━━━ EXTRACTED DATA
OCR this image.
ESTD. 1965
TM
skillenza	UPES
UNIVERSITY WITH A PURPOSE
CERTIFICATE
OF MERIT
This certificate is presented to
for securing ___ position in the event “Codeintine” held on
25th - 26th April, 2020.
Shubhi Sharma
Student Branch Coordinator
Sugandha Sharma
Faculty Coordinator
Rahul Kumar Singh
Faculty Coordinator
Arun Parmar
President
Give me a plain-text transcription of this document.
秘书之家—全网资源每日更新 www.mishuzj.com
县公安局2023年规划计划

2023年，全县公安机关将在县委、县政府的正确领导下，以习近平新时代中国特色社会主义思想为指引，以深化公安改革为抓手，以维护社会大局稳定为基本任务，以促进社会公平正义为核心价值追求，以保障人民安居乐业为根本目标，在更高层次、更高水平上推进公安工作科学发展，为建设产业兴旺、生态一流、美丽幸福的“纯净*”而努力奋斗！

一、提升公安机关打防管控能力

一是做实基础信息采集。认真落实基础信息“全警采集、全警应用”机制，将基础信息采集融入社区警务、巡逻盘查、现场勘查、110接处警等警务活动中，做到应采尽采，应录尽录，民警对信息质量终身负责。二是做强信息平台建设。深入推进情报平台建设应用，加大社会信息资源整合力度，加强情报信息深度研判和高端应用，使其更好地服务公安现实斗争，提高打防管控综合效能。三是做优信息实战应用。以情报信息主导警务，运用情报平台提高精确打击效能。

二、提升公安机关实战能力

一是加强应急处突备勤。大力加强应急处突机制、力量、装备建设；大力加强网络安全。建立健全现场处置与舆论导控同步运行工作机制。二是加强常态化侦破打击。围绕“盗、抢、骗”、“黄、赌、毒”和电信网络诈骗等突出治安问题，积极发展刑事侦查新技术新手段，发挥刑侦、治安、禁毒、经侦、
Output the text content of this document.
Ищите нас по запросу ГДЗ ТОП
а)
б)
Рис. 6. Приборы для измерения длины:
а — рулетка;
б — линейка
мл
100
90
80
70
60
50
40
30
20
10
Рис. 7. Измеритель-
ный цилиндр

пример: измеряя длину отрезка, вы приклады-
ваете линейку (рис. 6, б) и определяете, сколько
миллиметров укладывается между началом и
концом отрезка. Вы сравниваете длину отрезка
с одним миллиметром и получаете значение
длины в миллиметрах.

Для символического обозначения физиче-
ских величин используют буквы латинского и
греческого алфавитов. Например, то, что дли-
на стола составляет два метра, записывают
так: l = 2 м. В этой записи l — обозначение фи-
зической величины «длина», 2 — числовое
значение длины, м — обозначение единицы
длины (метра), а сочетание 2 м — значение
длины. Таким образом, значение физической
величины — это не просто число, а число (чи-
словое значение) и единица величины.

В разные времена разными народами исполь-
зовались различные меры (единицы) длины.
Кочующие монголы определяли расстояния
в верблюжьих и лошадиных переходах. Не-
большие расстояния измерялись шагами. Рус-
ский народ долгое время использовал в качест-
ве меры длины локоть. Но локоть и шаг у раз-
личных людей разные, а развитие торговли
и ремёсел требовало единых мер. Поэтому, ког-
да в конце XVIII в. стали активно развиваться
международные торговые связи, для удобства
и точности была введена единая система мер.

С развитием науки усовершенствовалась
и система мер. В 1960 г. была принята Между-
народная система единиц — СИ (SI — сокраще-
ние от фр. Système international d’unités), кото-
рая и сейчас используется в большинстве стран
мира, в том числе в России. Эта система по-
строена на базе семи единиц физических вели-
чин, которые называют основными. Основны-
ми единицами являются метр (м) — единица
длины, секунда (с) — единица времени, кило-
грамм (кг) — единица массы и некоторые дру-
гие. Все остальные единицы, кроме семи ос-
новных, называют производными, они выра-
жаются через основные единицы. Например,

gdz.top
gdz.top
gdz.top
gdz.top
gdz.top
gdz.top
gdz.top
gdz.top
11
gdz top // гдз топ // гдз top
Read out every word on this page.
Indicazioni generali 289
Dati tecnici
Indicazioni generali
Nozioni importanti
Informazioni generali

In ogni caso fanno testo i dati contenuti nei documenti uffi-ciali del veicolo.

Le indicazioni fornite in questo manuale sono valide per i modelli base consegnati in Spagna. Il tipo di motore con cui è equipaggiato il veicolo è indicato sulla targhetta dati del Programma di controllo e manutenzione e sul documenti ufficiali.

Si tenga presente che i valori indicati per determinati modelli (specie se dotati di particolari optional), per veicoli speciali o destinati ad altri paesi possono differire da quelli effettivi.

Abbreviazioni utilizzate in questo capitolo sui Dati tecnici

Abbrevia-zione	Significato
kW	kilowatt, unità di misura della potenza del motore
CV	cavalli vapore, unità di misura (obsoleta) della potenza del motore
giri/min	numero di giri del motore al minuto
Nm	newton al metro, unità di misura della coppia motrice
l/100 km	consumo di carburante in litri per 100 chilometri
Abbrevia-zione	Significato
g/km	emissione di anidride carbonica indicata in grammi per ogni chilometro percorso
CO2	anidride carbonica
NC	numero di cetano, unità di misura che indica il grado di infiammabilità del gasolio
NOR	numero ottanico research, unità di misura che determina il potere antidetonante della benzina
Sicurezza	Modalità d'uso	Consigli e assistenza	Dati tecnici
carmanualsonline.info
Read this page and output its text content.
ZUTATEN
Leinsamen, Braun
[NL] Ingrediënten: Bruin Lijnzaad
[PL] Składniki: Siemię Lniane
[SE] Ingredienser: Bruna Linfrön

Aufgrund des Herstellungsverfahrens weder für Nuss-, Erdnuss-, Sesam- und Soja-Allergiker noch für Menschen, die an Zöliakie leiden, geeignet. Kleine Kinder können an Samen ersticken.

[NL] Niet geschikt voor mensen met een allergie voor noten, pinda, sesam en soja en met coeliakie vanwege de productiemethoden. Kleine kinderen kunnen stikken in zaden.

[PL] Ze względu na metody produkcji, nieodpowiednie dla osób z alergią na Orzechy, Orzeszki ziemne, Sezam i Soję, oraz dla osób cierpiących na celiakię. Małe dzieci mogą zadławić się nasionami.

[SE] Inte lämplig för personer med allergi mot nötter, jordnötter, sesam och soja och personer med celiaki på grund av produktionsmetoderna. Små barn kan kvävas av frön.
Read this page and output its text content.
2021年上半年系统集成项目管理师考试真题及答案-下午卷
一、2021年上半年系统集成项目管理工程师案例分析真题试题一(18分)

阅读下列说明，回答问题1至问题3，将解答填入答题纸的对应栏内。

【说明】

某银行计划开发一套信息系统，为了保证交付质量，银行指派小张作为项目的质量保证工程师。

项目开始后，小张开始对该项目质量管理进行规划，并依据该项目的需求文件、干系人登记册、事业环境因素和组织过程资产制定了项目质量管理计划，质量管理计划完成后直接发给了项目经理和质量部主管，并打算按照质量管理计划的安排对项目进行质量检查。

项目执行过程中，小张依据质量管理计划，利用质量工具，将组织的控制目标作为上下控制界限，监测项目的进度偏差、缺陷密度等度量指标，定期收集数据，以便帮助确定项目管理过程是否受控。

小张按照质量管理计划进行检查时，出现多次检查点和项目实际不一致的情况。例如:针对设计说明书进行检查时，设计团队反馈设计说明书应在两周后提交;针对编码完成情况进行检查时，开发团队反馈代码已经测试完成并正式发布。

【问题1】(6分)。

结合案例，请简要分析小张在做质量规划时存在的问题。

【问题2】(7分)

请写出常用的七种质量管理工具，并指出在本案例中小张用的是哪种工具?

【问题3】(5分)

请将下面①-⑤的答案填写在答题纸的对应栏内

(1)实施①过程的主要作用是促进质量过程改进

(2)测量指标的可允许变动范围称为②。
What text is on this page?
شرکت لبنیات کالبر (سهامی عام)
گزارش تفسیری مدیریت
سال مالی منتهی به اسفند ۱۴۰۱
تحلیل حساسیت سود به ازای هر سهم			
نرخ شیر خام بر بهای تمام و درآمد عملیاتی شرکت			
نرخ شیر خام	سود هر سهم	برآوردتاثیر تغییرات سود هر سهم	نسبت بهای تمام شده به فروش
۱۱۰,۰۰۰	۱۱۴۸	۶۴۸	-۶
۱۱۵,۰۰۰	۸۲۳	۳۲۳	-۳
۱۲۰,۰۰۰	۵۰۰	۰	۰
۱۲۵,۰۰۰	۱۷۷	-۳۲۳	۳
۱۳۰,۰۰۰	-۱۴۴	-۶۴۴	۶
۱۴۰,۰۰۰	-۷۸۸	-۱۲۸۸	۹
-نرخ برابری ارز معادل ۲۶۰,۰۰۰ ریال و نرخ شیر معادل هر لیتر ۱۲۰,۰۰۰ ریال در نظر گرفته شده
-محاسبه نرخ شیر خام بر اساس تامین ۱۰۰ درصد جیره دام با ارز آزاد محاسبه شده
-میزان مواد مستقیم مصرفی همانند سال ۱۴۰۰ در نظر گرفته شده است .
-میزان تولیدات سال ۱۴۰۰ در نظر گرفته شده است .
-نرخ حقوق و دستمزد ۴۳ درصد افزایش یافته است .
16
━━━━━━
**THE TASK**
Which lines include the word "Kleine"? List them all.

**THE OUTPUT**
Aufgrund des Herstellungsverfahrens weder für Nuss-, Erdnuss-, Sesam- und Soja-Allergiker noch für Menschen, die an Zöliakie leiden, geeignet. Kleine Kinder können an Samen ersticken.
[NL] Niet geschikt voor mensen met een allergie voor noten, pinda, sesam en soja en met coeliakie vanwege de productiemethoden. Kleine kinderen kunnen stikken in zaden.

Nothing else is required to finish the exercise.